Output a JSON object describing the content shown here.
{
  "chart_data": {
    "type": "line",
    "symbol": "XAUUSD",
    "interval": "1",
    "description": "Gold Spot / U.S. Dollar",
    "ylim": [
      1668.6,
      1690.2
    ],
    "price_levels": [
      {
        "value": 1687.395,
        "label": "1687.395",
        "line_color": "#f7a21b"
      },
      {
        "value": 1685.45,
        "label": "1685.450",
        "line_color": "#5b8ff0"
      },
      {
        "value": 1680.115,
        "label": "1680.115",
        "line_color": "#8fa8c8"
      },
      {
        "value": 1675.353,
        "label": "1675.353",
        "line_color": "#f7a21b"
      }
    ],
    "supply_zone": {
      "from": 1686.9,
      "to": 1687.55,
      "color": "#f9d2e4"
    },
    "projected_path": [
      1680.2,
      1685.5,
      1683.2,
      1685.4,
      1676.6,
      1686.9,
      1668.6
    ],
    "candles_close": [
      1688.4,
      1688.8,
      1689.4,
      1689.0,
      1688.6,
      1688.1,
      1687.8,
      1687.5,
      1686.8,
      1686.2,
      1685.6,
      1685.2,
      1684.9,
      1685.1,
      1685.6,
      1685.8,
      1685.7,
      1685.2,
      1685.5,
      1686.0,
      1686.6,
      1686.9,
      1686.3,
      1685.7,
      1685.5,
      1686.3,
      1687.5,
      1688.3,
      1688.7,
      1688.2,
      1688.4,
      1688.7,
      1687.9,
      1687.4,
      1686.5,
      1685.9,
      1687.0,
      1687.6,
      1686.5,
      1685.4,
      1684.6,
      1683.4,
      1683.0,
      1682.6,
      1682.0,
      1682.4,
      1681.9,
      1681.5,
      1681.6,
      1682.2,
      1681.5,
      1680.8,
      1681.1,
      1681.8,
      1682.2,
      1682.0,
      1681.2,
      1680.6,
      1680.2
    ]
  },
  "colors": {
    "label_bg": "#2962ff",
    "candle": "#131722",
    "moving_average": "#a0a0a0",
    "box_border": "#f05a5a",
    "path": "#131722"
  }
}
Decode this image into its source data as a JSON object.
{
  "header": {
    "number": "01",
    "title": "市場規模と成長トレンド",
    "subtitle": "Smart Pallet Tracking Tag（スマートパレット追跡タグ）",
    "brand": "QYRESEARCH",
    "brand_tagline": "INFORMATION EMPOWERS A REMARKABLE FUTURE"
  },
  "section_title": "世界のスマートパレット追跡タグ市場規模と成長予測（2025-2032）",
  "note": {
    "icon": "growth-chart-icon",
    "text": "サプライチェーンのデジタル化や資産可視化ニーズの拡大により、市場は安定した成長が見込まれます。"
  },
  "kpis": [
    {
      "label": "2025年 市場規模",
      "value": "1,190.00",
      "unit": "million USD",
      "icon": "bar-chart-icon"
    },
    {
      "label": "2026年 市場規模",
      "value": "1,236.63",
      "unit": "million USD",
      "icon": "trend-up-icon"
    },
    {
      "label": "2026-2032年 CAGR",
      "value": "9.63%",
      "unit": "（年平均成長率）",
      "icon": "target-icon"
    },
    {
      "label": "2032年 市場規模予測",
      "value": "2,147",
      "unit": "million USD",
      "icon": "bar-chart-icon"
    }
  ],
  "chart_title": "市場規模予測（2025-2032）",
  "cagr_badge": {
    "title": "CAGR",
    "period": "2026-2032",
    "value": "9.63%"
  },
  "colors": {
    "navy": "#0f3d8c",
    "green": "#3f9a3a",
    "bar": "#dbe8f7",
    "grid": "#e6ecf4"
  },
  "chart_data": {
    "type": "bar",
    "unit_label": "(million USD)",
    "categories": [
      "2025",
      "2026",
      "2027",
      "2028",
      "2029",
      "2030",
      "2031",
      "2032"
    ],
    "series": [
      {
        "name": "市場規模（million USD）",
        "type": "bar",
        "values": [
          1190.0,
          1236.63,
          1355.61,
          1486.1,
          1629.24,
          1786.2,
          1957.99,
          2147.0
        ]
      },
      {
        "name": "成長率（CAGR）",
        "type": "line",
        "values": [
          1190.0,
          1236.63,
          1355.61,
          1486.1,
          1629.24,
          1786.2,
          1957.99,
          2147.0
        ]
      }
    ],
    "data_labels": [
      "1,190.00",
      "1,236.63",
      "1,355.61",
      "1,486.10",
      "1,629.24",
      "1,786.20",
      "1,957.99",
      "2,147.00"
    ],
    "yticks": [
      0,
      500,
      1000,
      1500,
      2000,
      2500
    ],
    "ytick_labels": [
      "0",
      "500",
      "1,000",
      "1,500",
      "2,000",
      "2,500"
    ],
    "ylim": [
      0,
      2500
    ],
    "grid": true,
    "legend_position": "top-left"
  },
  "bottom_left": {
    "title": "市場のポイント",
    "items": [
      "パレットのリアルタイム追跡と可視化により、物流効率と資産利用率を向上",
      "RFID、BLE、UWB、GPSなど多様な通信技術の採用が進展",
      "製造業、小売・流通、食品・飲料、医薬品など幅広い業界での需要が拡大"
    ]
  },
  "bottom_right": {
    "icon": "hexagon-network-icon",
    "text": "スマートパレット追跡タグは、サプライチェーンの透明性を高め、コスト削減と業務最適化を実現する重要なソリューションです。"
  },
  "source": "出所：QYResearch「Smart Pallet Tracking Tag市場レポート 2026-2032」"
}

___

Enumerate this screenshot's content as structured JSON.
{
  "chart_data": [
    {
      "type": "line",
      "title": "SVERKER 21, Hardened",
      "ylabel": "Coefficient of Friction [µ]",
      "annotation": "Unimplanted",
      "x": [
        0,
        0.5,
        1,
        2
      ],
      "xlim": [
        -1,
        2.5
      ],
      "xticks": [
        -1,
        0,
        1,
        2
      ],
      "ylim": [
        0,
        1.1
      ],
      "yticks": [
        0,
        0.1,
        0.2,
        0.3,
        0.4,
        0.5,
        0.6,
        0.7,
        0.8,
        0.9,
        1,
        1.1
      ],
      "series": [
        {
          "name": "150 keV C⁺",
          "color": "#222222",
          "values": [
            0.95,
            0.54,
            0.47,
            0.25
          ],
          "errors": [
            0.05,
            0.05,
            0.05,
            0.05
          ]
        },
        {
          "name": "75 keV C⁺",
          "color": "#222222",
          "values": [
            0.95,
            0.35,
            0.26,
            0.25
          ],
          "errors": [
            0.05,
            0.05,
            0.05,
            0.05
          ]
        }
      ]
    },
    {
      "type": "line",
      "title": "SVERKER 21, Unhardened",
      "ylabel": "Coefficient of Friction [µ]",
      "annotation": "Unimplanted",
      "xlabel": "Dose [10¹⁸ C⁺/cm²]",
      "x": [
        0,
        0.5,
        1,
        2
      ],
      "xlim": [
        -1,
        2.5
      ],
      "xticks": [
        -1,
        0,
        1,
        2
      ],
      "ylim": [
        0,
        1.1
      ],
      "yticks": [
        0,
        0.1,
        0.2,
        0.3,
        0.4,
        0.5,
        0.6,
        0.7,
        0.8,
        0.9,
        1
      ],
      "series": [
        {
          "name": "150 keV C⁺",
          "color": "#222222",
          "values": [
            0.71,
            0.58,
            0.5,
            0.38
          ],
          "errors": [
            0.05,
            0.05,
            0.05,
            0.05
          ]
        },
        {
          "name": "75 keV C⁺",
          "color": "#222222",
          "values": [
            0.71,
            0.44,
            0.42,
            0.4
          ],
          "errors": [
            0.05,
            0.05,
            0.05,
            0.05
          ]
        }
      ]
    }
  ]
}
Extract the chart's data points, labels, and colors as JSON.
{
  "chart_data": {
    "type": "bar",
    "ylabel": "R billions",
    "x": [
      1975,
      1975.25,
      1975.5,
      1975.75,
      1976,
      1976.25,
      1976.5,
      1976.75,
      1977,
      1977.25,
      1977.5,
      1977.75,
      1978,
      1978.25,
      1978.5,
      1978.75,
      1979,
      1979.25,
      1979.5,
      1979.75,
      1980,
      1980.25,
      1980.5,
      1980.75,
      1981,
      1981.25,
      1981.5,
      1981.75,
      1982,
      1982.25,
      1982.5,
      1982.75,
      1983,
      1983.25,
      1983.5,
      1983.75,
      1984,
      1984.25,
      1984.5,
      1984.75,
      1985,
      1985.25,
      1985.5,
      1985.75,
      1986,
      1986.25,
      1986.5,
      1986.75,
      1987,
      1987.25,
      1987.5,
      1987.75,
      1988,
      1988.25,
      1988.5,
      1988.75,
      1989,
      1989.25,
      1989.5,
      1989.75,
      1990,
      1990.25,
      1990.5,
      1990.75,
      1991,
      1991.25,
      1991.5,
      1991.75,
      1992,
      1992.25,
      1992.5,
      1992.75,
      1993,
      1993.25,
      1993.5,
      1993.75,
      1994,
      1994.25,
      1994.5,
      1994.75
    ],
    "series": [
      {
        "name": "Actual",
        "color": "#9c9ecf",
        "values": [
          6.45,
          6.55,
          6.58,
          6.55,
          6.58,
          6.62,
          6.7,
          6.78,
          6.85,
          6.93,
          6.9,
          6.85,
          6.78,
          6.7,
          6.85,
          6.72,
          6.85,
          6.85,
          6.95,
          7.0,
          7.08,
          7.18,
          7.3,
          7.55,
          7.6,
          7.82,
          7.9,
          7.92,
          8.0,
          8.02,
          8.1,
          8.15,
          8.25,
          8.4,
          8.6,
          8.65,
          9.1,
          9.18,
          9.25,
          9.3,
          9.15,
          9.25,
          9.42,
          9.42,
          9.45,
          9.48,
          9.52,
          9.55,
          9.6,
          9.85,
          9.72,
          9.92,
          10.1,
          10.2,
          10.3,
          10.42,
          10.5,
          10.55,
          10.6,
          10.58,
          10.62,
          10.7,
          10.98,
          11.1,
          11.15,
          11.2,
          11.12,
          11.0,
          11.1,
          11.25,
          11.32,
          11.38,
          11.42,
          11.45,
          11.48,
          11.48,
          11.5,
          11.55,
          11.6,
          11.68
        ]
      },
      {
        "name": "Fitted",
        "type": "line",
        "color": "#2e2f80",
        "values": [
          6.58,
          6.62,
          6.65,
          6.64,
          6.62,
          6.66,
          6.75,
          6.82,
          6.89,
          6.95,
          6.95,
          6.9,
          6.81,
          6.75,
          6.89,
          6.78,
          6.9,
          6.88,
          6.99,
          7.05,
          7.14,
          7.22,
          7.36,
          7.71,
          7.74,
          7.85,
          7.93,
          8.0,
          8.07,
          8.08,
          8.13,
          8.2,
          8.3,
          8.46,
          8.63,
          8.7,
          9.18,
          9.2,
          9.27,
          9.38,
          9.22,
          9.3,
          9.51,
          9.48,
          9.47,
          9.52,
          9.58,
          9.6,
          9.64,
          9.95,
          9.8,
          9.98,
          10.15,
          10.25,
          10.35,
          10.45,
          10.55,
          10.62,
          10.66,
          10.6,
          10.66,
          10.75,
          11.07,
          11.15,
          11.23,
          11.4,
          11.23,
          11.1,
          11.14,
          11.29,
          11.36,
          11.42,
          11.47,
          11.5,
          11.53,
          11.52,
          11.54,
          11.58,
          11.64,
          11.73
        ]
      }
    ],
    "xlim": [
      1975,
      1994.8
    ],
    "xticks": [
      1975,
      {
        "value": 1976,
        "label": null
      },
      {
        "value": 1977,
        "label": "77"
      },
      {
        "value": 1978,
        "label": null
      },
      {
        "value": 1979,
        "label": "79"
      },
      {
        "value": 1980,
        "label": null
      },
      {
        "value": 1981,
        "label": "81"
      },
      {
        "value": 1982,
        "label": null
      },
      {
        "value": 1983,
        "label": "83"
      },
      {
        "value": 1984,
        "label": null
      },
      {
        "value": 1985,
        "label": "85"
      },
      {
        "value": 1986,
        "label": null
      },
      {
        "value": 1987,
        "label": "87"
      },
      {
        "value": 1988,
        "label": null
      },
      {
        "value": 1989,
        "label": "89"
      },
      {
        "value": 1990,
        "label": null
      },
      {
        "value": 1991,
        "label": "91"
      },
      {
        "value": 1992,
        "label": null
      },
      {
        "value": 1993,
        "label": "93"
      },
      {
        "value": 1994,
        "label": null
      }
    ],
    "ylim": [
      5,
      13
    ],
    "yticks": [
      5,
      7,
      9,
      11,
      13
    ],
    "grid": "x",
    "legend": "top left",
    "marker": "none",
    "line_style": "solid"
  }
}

___

OBJECTIVE:
All lines of the data above that include the word "市場規模予測" must be shown.

EXERCISE SOLUTION:
      "label": "2032年 市場規模予測",
  "chart_title": "市場規模予測（2025-2032）",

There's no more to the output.